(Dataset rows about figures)
---------------

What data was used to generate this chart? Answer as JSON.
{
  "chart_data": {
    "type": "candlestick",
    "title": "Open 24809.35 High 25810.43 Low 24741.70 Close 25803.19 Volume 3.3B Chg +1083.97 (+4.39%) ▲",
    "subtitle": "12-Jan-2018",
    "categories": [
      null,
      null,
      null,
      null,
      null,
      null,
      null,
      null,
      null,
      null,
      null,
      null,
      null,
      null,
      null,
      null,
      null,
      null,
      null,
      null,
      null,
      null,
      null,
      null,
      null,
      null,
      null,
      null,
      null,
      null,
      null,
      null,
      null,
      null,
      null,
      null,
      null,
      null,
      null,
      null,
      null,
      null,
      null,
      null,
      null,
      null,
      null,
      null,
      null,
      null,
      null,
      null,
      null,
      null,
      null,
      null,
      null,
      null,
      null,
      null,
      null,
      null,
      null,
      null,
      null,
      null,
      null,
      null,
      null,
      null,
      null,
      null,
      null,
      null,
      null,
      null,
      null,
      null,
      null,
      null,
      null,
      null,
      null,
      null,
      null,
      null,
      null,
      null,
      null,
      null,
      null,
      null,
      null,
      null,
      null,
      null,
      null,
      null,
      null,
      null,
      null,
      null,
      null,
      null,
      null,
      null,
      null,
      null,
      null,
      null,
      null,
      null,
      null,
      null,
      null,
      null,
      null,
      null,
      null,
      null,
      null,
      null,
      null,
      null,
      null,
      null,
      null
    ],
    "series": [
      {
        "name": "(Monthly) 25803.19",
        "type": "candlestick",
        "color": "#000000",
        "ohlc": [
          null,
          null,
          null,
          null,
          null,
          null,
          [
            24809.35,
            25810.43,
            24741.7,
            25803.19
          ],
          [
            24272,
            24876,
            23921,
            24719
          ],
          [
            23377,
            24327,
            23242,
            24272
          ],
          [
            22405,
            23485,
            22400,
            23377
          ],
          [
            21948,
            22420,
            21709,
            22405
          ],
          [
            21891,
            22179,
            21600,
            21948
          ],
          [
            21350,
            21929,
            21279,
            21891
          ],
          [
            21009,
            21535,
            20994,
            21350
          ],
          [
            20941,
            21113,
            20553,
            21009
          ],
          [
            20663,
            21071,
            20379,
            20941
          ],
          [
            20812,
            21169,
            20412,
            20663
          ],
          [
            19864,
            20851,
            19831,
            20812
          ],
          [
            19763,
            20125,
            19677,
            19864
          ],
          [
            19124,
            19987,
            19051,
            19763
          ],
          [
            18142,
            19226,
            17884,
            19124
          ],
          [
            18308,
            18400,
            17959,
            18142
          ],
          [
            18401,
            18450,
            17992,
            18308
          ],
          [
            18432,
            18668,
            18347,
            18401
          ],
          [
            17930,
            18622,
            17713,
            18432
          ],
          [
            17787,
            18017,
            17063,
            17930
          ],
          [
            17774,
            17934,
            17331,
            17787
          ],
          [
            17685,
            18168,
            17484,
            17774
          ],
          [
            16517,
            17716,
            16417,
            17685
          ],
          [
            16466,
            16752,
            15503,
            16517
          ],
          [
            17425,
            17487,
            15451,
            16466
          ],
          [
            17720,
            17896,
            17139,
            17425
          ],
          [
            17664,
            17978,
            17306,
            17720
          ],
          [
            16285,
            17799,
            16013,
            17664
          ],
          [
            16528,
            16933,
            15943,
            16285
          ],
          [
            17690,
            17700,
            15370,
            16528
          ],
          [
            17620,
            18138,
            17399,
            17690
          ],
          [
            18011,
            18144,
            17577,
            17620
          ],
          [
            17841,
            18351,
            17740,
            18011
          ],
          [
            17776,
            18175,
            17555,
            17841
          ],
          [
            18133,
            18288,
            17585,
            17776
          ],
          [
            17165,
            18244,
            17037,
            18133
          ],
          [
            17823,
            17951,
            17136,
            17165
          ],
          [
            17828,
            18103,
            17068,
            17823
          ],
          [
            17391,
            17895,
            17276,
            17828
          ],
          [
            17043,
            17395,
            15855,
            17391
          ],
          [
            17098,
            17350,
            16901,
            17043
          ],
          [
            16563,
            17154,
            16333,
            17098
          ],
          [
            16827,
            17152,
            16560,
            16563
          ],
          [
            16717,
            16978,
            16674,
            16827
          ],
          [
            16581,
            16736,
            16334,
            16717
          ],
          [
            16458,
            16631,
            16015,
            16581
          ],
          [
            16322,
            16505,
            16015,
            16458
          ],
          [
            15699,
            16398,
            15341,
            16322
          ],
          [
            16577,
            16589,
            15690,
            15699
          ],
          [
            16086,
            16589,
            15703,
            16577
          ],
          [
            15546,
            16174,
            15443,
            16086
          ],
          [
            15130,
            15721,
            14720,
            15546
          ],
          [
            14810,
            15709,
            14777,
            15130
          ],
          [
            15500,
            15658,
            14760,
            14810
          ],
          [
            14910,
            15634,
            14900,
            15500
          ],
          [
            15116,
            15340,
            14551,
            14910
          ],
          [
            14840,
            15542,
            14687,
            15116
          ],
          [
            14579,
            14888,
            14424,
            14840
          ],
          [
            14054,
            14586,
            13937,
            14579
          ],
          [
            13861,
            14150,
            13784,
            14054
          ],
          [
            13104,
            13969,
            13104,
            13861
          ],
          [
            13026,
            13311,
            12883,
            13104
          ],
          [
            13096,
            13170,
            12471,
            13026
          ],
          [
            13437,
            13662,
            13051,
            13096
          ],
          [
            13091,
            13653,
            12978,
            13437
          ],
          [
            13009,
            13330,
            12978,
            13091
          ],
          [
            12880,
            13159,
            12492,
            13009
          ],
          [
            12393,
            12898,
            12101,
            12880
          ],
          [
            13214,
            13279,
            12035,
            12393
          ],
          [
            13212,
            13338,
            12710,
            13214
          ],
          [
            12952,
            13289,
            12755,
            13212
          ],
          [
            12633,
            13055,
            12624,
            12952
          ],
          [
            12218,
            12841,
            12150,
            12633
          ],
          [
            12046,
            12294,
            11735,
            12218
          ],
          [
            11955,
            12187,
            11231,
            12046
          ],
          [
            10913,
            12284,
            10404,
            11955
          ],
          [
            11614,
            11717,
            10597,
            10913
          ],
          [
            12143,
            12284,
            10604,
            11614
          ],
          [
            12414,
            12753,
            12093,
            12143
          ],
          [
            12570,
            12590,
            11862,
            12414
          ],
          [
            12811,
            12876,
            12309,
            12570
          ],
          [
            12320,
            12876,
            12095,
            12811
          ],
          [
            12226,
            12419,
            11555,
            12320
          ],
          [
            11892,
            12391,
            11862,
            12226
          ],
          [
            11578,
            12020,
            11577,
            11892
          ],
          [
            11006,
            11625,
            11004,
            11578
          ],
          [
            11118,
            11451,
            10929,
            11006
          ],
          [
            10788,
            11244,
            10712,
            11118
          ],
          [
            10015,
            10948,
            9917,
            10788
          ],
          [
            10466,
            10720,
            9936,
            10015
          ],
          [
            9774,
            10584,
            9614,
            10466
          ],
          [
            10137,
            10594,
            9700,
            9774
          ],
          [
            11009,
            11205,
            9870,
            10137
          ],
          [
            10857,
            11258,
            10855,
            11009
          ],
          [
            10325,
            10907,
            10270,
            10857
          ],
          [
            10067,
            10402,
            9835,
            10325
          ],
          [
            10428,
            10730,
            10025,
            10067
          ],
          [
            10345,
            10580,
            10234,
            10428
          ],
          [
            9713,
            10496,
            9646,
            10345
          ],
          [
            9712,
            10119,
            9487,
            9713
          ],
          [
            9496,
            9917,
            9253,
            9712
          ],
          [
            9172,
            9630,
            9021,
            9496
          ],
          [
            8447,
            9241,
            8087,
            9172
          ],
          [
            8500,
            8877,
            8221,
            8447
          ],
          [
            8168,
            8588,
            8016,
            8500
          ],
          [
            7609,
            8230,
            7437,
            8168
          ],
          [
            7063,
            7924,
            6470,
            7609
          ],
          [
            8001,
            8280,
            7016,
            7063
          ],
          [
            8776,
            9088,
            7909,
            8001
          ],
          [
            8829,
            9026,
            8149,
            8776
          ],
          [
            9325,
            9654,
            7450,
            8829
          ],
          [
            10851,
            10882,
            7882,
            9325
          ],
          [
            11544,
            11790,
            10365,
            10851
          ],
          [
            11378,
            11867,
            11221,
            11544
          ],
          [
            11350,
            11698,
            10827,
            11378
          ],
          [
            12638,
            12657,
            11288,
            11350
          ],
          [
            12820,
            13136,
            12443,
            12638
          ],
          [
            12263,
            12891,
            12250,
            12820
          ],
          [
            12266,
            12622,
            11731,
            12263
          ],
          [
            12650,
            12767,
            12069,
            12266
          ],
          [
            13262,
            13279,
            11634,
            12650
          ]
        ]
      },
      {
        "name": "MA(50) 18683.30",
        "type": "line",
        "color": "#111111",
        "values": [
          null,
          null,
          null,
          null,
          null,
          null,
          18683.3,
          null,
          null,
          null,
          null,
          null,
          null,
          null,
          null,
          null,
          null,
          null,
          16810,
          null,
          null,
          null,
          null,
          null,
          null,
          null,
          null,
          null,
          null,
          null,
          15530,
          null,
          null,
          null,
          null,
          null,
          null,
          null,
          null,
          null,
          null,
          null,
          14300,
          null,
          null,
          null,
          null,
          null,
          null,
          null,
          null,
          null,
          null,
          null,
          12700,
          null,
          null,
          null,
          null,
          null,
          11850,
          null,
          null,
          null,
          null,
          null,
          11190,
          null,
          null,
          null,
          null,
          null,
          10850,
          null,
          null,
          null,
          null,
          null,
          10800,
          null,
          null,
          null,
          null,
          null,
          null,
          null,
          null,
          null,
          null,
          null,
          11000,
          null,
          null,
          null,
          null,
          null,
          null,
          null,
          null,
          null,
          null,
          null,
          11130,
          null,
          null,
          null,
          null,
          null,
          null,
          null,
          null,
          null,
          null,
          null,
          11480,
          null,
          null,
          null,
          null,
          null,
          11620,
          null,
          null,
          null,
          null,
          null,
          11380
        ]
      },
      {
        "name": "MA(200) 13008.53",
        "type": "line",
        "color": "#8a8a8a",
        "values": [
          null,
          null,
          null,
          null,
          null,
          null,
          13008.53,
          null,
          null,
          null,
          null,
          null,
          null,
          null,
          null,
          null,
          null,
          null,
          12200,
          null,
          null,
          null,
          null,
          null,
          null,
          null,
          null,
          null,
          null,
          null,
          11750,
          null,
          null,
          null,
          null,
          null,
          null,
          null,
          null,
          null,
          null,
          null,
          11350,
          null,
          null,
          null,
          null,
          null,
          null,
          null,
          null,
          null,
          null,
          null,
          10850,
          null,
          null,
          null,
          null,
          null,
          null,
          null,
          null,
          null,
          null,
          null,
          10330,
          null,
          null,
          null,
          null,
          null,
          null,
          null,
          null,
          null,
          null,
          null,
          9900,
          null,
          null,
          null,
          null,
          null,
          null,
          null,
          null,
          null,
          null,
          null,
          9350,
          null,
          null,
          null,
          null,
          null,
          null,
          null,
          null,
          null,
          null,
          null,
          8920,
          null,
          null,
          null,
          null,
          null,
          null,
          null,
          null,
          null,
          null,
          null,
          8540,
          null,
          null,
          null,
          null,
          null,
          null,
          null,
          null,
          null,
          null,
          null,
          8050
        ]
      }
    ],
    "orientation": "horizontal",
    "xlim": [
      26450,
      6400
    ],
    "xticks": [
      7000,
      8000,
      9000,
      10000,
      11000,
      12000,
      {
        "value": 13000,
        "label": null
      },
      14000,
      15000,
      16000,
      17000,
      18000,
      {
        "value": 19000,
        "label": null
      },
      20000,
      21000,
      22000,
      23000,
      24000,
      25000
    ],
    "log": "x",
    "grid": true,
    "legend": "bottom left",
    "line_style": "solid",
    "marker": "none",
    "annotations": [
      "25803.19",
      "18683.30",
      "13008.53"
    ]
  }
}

---------------

WHAT IS ASKED: Select and copy each line from the data that includes the word "color".

TASK RESULT:
        "color": "#000000",
        "color": "#111111",
        "color": "#8a8a8a",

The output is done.